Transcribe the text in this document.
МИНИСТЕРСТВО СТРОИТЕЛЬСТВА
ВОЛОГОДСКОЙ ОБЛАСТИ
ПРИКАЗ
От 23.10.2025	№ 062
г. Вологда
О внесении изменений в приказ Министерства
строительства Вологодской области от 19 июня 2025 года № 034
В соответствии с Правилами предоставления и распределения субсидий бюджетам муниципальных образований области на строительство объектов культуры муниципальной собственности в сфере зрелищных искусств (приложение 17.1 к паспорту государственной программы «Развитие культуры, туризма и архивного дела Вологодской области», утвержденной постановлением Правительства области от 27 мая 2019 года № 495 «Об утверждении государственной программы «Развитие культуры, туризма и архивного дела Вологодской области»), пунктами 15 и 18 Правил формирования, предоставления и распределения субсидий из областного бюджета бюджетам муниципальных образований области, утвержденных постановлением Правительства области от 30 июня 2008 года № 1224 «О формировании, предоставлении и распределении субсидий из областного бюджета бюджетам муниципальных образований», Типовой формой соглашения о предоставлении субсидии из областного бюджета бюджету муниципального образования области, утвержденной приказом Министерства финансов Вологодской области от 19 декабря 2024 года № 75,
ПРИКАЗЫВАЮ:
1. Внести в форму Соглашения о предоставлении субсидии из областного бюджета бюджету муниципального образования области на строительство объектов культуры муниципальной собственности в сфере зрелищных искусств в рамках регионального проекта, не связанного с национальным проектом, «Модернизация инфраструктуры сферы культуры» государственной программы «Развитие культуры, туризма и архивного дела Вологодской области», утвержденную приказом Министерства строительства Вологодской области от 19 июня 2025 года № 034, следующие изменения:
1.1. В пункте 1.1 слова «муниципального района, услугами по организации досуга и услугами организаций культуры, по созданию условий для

-=-=-=-=-

What the task asks =>
The records above should be restated word for word, please.

Output =>
Transcribe the text in this document.
МИНИСТЕРСТВО СТРОИТЕЛЬСТВА
ВОЛОГОДСКОЙ ОБЛАСТИ
ПРИКАЗ
От 23.10.2025	№ 062
г. Вологда
О внесении изменений в приказ Министерства
строительства Вологодской области от 19 июня 2025 года № 034
В соответствии с Правилами предоставления и распределения субсидий бюджетам муниципальных образований области на строительство объектов культуры муниципальной собственности в сфере зрелищных искусств (приложение 17.1 к паспорту государственной программы «Развитие культуры, туризма и архивного дела Вологодской области», утвержденной постановлением Правительства области от 27 мая 2019 года № 495 «Об утверждении государственной программы «Развитие культуры, туризма и архивного дела Вологодской области»), пунктами 15 и 18 Правил формирования, предоставления и распределения субсидий из областного бюджета бюджетам муниципальных образований области, утвержденных постановлением Правительства области от 30 июня 2008 года № 1224 «О формировании, предоставлении и распределении субсидий из областного бюджета бюджетам муниципальных образований», Типовой формой соглашения о предоставлении субсидии из областного бюджета бюджету муниципального образования области, утвержденной приказом Министерства финансов Вологодской области от 19 декабря 2024 года № 75,
ПРИКАЗЫВАЮ:
1. Внести в форму Соглашения о предоставлении субсидии из областного бюджета бюджету муниципального образования области на строительство объектов культуры муниципальной собственности в сфере зрелищных искусств в рамках регионального проекта, не связанного с национальным проектом, «Модернизация инфраструктуры сферы культуры» государственной программы «Развитие культуры, туризма и архивного дела Вологодской области», утвержденную приказом Министерства строительства Вологодской области от 19 июня 2025 года № 034, следующие изменения:
1.1. В пункте 1.1 слова «муниципального района, услугами по организации досуга и услугами организаций культуры, по созданию условий для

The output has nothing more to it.